Print all entries precisely as they are written.
------ Supplied material ------
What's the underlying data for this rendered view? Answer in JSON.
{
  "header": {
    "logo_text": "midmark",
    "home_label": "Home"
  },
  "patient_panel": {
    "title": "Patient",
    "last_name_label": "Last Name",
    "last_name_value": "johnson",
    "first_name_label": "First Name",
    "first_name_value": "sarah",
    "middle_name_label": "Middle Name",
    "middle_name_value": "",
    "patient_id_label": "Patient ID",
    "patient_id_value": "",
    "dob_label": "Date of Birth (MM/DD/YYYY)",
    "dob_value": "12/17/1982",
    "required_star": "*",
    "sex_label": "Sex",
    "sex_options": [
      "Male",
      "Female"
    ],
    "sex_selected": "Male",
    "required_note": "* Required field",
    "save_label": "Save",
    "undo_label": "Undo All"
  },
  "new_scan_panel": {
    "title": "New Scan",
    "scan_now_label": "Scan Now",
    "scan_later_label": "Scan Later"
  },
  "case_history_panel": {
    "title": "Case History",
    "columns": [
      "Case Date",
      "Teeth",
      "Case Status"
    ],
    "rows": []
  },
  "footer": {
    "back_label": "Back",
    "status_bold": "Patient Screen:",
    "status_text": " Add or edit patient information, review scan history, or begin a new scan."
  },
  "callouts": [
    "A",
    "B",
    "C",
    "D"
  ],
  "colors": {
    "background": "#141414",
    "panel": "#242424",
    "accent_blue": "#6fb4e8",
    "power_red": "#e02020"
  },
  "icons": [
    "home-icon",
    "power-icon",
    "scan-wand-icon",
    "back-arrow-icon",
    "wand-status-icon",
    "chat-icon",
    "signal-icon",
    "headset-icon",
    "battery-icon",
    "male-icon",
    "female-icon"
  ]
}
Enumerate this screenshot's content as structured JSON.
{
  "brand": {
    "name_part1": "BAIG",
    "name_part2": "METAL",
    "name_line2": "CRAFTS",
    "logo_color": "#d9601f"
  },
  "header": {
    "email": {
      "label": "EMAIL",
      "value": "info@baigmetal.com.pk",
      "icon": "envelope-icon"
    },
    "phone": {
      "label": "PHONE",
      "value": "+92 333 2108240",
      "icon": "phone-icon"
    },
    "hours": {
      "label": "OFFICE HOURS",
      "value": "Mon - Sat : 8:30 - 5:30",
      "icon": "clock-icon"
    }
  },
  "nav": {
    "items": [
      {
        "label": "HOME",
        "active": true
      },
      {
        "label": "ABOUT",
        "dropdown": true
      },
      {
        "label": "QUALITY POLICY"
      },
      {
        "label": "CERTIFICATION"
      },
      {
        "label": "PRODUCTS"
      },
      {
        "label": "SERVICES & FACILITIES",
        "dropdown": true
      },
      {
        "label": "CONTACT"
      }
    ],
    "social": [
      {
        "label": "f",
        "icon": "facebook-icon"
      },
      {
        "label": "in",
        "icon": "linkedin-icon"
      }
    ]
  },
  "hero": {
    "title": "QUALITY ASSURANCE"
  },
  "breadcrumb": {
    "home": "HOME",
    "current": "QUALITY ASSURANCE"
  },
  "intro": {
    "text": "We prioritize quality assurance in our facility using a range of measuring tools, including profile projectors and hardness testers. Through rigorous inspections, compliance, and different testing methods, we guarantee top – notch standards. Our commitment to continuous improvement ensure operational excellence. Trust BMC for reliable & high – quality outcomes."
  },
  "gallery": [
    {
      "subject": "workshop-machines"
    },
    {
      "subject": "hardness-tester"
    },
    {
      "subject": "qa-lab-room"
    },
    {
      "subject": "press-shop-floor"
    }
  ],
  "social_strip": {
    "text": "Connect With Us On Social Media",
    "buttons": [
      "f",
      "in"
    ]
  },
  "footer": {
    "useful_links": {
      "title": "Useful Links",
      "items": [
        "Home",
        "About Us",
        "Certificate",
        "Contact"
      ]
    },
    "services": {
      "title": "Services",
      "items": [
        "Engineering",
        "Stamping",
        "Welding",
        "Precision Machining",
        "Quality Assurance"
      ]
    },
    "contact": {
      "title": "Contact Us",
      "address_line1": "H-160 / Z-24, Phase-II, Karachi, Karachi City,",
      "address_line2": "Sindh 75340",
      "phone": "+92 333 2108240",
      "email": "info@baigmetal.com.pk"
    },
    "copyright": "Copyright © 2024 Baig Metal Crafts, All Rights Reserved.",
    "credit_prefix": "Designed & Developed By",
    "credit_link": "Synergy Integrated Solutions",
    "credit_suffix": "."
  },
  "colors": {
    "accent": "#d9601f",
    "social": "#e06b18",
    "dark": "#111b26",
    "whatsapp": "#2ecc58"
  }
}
------
*The solution:*
What's the underlying data for this rendered view? Answer in JSON.
{
  "header": {
    "logo_text": "midmark",
    "home_label": "Home"
  },
  "patient_panel": {
    "title": "Patient",
    "last_name_label": "Last Name",
    "last_name_value": "johnson",
    "first_name_label": "First Name",
    "first_name_value": "sarah",
    "middle_name_label": "Middle Name",
    "middle_name_value": "",
    "patient_id_label": "Patient ID",
    "patient_id_value": "",
    "dob_label": "Date of Birth (MM/DD/YYYY)",
    "dob_value": "12/17/1982",
    "required_star": "*",
    "sex_label": "Sex",
    "sex_options": [
      "Male",
      "Female"
    ],
    "sex_selected": "Male",
    "required_note": "* Required field",
    "save_label": "Save",
    "undo_label": "Undo All"
  },
  "new_scan_panel": {
    "title": "New Scan",
    "scan_now_label": "Scan Now",
    "scan_later_label": "Scan Later"
  },
  "case_history_panel": {
    "title": "Case History",
    "columns": [
      "Case Date",
      "Teeth",
      "Case Status"
    ],
    "rows": []
  },
  "footer": {
    "back_label": "Back",
    "status_bold": "Patient Screen:",
    "status_text": " Add or edit patient information, review scan history, or begin a new scan."
  },
  "callouts": [
    "A",
    "B",
    "C",
    "D"
  ],
  "colors": {
    "background": "#141414",
    "panel": "#242424",
    "accent_blue": "#6fb4e8",
    "power_red": "#e02020"
  },
  "icons": [
    "home-icon",
    "power-icon",
    "scan-wand-icon",
    "back-arrow-icon",
    "wand-status-icon",
    "chat-icon",
    "signal-icon",
    "headset-icon",
    "battery-icon",
    "male-icon",
    "female-icon"
  ]
}
Enumerate this screenshot's content as structured JSON.
{
  "brand": {
    "name_part1": "BAIG",
    "name_part2": "METAL",
    "name_line2": "CRAFTS",
    "logo_color": "#d9601f"
  },
  "header": {
    "email": {
      "label": "EMAIL",
      "value": "info@baigmetal.com.pk",
      "icon": "envelope-icon"
    },
    "phone": {
      "label": "PHONE",
      "value": "+92 333 2108240",
      "icon": "phone-icon"
    },
    "hours": {
      "label": "OFFICE HOURS",
      "value": "Mon - Sat : 8:30 - 5:30",
      "icon": "clock-icon"
    }
  },
  "nav": {
    "items": [
      {
        "label": "HOME",
        "active": true
      },
      {
        "label": "ABOUT",
        "dropdown": true
      },
      {
        "label": "QUALITY POLICY"
      },
      {
        "label": "CERTIFICATION"
      },
      {
        "label": "PRODUCTS"
      },
      {
        "label": "SERVICES & FACILITIES",
        "dropdown": true
      },
      {
        "label": "CONTACT"
      }
    ],
    "social": [
      {
        "label": "f",
        "icon": "facebook-icon"
      },
      {
        "label": "in",
        "icon": "linkedin-icon"
      }
    ]
  },
  "hero": {
    "title": "QUALITY ASSURANCE"
  },
  "breadcrumb": {
    "home": "HOME",
    "current": "QUALITY ASSURANCE"
  },
  "intro": {
    "text": "We prioritize quality assurance in our facility using a range of measuring tools, including profile projectors and hardness testers. Through rigorous inspections, compliance, and different testing methods, we guarantee top – notch standards. Our commitment to continuous improvement ensure operational excellence. Trust BMC for reliable & high – quality outcomes."
  },
  "gallery": [
    {
      "subject": "workshop-machines"
    },
    {
      "subject": "hardness-tester"
    },
    {
      "subject": "qa-lab-room"
    },
    {
      "subject": "press-shop-floor"
    }
  ],
  "social_strip": {
    "text": "Connect With Us On Social Media",
    "buttons": [
      "f",
      "in"
    ]
  },
  "footer": {
    "useful_links": {
      "title": "Useful Links",
      "items": [
        "Home",
        "About Us",
        "Certificate",
        "Contact"
      ]
    },
    "services": {
      "title": "Services",
      "items": [
        "Engineering",
        "Stamping",
        "Welding",
        "Precision Machining",
        "Quality Assurance"
      ]
    },
    "contact": {
      "title": "Contact Us",
      "address_line1": "H-160 / Z-24, Phase-II, Karachi, Karachi City,",
      "address_line2": "Sindh 75340",
      "phone": "+92 333 2108240",
      "email": "info@baigmetal.com.pk"
    },
    "copyright": "Copyright © 2024 Baig Metal Crafts, All Rights Reserved.",
    "credit_prefix": "Designed & Developed By",
    "credit_link": "Synergy Integrated Solutions",
    "credit_suffix": "."
  },
  "colors": {
    "accent": "#d9601f",
    "social": "#e06b18",
    "dark": "#111b26",
    "whatsapp": "#2ecc58"
  }
}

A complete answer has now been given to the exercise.